* **Requirements**
Read through the data and count the lines that contain the string "title"; give only the result.

* **Dataset**

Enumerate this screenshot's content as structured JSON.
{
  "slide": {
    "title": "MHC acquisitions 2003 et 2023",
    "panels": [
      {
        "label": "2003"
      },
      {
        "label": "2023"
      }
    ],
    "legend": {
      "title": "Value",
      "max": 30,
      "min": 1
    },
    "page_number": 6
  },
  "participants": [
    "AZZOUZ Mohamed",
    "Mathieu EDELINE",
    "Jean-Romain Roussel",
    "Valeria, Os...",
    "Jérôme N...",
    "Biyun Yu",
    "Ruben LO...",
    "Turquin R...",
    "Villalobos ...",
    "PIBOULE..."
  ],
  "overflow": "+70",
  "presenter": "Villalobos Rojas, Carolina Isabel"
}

--

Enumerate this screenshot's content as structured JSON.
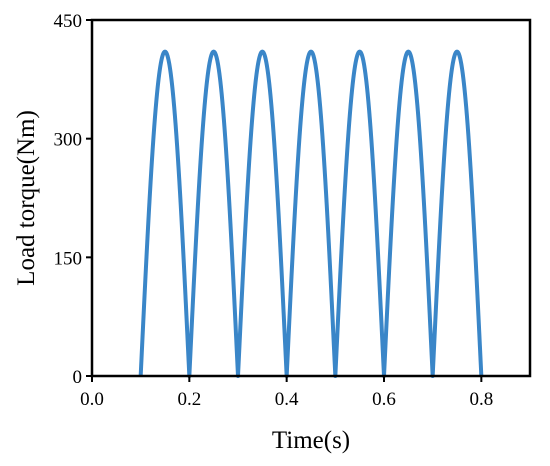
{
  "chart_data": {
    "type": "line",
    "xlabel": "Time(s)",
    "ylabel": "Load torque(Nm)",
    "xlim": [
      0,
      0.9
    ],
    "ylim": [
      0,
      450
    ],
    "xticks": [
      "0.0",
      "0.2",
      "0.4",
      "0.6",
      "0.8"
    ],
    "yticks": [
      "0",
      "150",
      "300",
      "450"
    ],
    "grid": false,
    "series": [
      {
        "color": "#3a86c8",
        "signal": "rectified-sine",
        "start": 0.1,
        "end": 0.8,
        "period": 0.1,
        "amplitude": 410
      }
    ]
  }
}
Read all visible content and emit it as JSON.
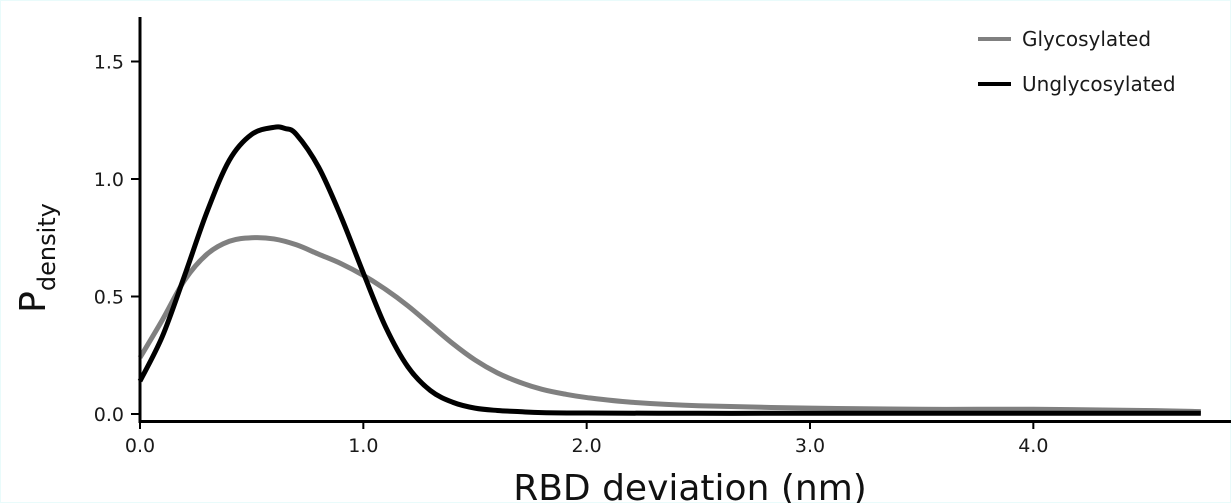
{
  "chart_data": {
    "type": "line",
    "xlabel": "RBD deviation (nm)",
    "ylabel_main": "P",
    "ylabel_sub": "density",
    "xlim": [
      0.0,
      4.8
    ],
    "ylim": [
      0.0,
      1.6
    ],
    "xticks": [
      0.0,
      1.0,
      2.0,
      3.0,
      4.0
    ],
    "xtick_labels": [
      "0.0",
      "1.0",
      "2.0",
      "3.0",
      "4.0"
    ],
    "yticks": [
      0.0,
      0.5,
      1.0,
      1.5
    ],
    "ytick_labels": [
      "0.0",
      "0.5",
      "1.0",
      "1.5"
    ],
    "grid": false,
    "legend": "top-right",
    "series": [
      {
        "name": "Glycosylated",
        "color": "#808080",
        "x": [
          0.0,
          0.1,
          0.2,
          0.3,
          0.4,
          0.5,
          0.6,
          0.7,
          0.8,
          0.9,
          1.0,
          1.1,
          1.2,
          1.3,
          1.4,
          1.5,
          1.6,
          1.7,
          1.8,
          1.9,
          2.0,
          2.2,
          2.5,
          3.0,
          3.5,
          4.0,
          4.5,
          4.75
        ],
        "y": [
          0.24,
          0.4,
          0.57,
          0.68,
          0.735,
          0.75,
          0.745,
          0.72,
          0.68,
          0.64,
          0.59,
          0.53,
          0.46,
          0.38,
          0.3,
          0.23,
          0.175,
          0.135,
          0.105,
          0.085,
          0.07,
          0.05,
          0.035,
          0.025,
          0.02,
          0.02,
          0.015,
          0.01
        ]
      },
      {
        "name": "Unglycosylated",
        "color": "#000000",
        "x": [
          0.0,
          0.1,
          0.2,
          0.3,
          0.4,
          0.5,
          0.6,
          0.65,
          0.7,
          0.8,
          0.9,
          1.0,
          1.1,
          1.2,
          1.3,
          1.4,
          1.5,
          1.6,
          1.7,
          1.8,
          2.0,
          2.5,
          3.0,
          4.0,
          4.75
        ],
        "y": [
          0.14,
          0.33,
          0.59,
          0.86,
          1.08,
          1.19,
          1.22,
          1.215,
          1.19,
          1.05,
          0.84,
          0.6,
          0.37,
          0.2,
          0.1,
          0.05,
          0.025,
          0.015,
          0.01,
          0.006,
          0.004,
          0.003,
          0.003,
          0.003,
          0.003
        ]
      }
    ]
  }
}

* **Solution to the exercise**
2